Extrait du document =
● ● ●

Chez les patients atteints de tumeurs rénales métastatiques qui ont reçu le nouveau traitement, il a été possible d'arrêter la progression du cancer et de réduire considérablement le taux de mortalité. La nouvelle étude compare pour la première fois cette approche au traitement standard de première ligne et, à en juger par les résultats, pourrait la remplacer à l'avenir.
Une équipe de l'Institut de recherche sur le cancer Dana-Farber a présenté les résultats intermédiaires d'un essai de phase 3 étudiant les avantages d'une combinaison de trois médicaments par rapport au traitement d'immunothérapie standard pour le cancer du rein métastatique, le nivolumab et l'ipilimumab, écrit EurekAlert.
Pour augmenter l'efficacité de la thérapie, les scientifiques ont ajouté l'inhibiteur de kinase cabozantinib à ce tandem. Ce médicament est nécessaire pour inhiber plusieurs voies moléculaires qui favorisent le développement du cancer. Le nivolumab et l'ipilimumab agissent à leur tour en bloquant les points de contrôle immunitaires, ce qui permet une activité accrue des cellules immunitaires contre la tumeur.
L'étude a porté sur 855 patients qui n'avaient reçu aucun traitement auparavant. Un groupe a été traité avec une approche standard et le second avec une combinaison de trois médicaments.
Les observations ont montré que l'exposition aux trois médicaments stoppait la progression du cancer et réduisait le risque de décès de 27 %.
"Les premiers résultats fournissent une indication claire de l'efficacité et de l'innocuité de la nouvelle approche par rapport au traitement standard, démontrant des avantages significatifs pour la survie des patients", a commenté le co-auteur Tony Chouairy.
La recherche est actuellement en cours et les résultats finaux seront présentés ultérieurement. En cas de succès, la nouvelle stratégie thérapeutique pourrait remplacer le protocole de traitement existant et offrir aux patients un traitement plus efficace.
Auparavant, les scientifiques ont montré que le traitement combiné est également efficace contre le cancer du poumon le plus agressif. Dans les études précliniques, la thérapie a stoppé la croissance du cancer chez tous les animaux de laboratoire.

● ● ●

Citez sans aucune modification le passage de l'article sur le cancer du rein métastatique qui va de « Pour augmenter l'efficacité » jusqu'à « de trois médicaments. ».

Enregistrements issus d'un jeu de données:
● ● ●

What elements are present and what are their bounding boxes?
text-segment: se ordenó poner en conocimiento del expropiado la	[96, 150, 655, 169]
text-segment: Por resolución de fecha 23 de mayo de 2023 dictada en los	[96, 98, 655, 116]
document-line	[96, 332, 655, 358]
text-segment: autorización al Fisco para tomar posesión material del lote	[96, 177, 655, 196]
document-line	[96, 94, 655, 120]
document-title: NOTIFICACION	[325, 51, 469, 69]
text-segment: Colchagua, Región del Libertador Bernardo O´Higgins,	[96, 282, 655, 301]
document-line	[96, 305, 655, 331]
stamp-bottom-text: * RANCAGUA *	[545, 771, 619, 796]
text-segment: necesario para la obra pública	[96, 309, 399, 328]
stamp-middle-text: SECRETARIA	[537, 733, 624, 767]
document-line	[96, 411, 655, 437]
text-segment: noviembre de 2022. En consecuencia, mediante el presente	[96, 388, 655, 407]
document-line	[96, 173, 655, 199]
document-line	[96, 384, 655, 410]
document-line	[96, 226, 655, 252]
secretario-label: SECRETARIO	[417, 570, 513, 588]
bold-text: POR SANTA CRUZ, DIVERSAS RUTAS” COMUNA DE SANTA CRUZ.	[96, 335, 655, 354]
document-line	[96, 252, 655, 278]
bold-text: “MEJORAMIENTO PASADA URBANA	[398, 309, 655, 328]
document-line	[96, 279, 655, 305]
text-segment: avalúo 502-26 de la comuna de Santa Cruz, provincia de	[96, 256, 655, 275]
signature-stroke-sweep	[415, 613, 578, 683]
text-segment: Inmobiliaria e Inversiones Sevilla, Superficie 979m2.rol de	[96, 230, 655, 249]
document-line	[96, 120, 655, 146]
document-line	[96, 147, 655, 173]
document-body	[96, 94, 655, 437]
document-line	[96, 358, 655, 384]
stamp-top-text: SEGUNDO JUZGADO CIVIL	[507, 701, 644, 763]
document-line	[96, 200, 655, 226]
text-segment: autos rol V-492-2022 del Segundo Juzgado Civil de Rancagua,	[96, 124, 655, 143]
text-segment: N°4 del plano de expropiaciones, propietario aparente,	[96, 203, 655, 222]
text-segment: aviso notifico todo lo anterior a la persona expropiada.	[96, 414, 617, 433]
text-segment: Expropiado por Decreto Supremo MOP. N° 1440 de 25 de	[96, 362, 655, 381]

● ● ●

Résultat attendu =
Pour augmenter l'efficacité de la thérapie, les scientifiques ont ajouté l'inhibiteur de kinase cabozantinib à ce tandem. Ce médicament est nécessaire pour inhiber plusieurs voies moléculaires qui favorisent le développement du cancer. Le nivolumab et l'ipilimumab agissent à leur tour en bloquant les points de contrôle immunitaires, ce qui permet une activité accrue des cellules immunitaires contre la tumeur.
L'étude a porté sur 855 patients qui n'avaient reçu aucun traitement auparavant. Un groupe a été traité avec une approche standard et le second avec une combinaison de trois médicaments.